Stored data

%%

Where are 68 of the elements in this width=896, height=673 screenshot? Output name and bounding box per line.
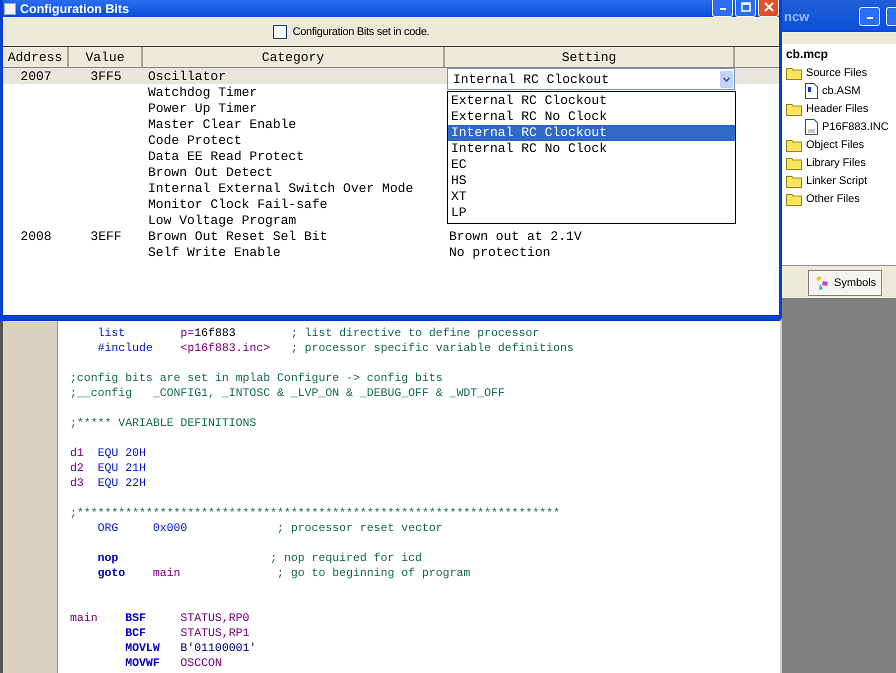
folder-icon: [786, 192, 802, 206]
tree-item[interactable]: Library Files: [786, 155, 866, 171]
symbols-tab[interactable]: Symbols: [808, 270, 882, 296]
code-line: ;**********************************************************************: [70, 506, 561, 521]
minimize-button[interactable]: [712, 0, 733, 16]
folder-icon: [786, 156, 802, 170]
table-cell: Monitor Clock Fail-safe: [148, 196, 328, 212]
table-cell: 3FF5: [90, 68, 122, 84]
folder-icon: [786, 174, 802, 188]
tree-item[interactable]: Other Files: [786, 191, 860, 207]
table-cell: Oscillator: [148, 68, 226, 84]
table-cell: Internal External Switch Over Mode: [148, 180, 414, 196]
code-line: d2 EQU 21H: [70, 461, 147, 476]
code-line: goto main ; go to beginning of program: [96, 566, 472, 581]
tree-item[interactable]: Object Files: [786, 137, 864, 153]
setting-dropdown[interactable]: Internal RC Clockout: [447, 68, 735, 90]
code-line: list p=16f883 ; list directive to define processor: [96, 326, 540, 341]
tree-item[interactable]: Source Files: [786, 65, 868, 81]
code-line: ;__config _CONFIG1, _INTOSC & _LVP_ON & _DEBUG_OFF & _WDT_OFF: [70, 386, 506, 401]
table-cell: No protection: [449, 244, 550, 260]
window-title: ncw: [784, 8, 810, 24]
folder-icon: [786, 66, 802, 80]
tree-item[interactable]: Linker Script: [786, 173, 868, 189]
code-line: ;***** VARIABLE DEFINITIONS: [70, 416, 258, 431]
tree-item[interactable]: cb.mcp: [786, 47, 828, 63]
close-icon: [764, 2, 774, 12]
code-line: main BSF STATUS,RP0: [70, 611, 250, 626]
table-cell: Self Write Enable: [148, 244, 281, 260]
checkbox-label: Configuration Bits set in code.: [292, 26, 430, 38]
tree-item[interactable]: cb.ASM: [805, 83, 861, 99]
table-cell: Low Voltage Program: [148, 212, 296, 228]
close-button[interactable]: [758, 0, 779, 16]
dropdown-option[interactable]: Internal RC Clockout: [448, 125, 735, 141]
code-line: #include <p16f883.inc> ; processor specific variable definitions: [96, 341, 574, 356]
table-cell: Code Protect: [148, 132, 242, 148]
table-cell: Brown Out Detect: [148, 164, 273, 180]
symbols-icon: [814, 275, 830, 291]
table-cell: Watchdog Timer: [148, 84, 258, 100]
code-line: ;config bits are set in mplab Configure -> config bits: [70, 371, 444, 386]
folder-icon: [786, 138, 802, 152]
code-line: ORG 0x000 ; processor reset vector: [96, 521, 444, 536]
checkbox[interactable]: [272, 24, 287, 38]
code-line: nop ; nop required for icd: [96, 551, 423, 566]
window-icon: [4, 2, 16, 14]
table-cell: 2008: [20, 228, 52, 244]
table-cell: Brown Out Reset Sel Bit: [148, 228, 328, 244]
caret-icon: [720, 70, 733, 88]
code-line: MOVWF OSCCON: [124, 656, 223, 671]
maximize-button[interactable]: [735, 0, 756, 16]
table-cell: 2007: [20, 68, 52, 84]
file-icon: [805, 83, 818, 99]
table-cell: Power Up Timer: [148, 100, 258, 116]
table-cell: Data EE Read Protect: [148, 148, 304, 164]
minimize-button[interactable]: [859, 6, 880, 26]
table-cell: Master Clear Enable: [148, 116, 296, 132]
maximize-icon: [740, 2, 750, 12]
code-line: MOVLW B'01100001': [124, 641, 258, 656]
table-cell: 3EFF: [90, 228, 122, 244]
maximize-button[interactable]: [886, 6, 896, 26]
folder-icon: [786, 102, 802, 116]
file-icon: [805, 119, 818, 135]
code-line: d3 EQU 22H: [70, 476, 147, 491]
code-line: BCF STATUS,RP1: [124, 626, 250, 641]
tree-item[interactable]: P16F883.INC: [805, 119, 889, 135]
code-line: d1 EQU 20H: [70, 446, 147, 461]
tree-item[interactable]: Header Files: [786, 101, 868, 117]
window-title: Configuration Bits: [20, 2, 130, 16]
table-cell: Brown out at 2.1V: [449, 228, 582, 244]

%%

Reproduce the full listing above word for word, leaving out the picture.

* **Output for this exercise**:
Where are 68 of the elements in this width=896, height=673 screenshot? Output name and bounding box per line.
folder-icon: [786, 192, 802, 206]
tree-item[interactable]: Library Files: [786, 155, 866, 171]
symbols-tab[interactable]: Symbols: [808, 270, 882, 296]
code-line: ;**********************************************************************: [70, 506, 561, 521]
minimize-button[interactable]: [712, 0, 733, 16]
folder-icon: [786, 156, 802, 170]
table-cell: Monitor Clock Fail-safe: [148, 196, 328, 212]
table-cell: 3FF5: [90, 68, 122, 84]
folder-icon: [786, 174, 802, 188]
tree-item[interactable]: Other Files: [786, 191, 860, 207]
table-cell: Oscillator: [148, 68, 226, 84]
table-cell: Internal External Switch Over Mode: [148, 180, 414, 196]
code-line: d2 EQU 21H: [70, 461, 147, 476]
code-line: goto main ; go to beginning of program: [96, 566, 472, 581]
tree-item[interactable]: Object Files: [786, 137, 864, 153]
setting-dropdown[interactable]: Internal RC Clockout: [447, 68, 735, 90]
code-line: list p=16f883 ; list directive to define processor: [96, 326, 540, 341]
tree-item[interactable]: Source Files: [786, 65, 868, 81]
code-line: ;__config _CONFIG1, _INTOSC & _LVP_ON & _DEBUG_OFF & _WDT_OFF: [70, 386, 506, 401]
table-cell: No protection: [449, 244, 550, 260]
window-title: ncw: [784, 8, 810, 24]
folder-icon: [786, 66, 802, 80]
tree-item[interactable]: Linker Script: [786, 173, 868, 189]
code-line: ;***** VARIABLE DEFINITIONS: [70, 416, 258, 431]
tree-item[interactable]: cb.mcp: [786, 47, 828, 63]
close-icon: [764, 2, 774, 12]
code-line: main BSF STATUS,RP0: [70, 611, 250, 626]
table-cell: Self Write Enable: [148, 244, 281, 260]
checkbox-label: Configuration Bits set in code.: [292, 26, 430, 38]
tree-item[interactable]: cb.ASM: [805, 83, 861, 99]
table-cell: Low Voltage Program: [148, 212, 296, 228]
close-button[interactable]: [758, 0, 779, 16]
dropdown-option[interactable]: Internal RC Clockout: [448, 125, 735, 141]
code-line: #include <p16f883.inc> ; processor specific variable definitions: [96, 341, 574, 356]
table-cell: Code Protect: [148, 132, 242, 148]
table-cell: Brown Out Detect: [148, 164, 273, 180]
symbols-icon: [814, 275, 830, 291]
table-cell: Watchdog Timer: [148, 84, 258, 100]
code-line: ;config bits are set in mplab Configure -> config bits: [70, 371, 444, 386]
folder-icon: [786, 138, 802, 152]
code-line: ORG 0x000 ; processor reset vector: [96, 521, 444, 536]
checkbox[interactable]: [272, 24, 287, 38]
code-line: nop ; nop required for icd: [96, 551, 423, 566]
window-icon: [4, 2, 16, 14]
table-cell: 2008: [20, 228, 52, 244]
table-cell: Brown Out Reset Sel Bit: [148, 228, 328, 244]
caret-icon: [720, 70, 733, 88]
code-line: MOVWF OSCCON: [124, 656, 223, 671]
maximize-button[interactable]: [735, 0, 756, 16]
table-cell: 2007: [20, 68, 52, 84]
file-icon: [805, 83, 818, 99]
table-cell: Power Up Timer: [148, 100, 258, 116]
table-cell: Data EE Read Protect: [148, 148, 304, 164]
minimize-button[interactable]: [859, 6, 880, 26]
table-cell: Master Clear Enable: [148, 116, 296, 132]
maximize-icon: [740, 2, 750, 12]
code-line: MOVLW B'01100001': [124, 641, 258, 656]
table-cell: 3EFF: [90, 228, 122, 244]
maximize-button[interactable]: [886, 6, 896, 26]
folder-icon: [786, 102, 802, 116]
file-icon: [805, 119, 818, 135]
code-line: d3 EQU 22H: [70, 476, 147, 491]
code-line: BCF STATUS,RP1: [124, 626, 250, 641]
tree-item[interactable]: P16F883.INC: [805, 119, 889, 135]
code-line: d1 EQU 20H: [70, 446, 147, 461]
tree-item[interactable]: Header Files: [786, 101, 868, 117]
window-title: Configuration Bits: [20, 2, 130, 16]
table-cell: Brown out at 2.1V: [449, 228, 582, 244]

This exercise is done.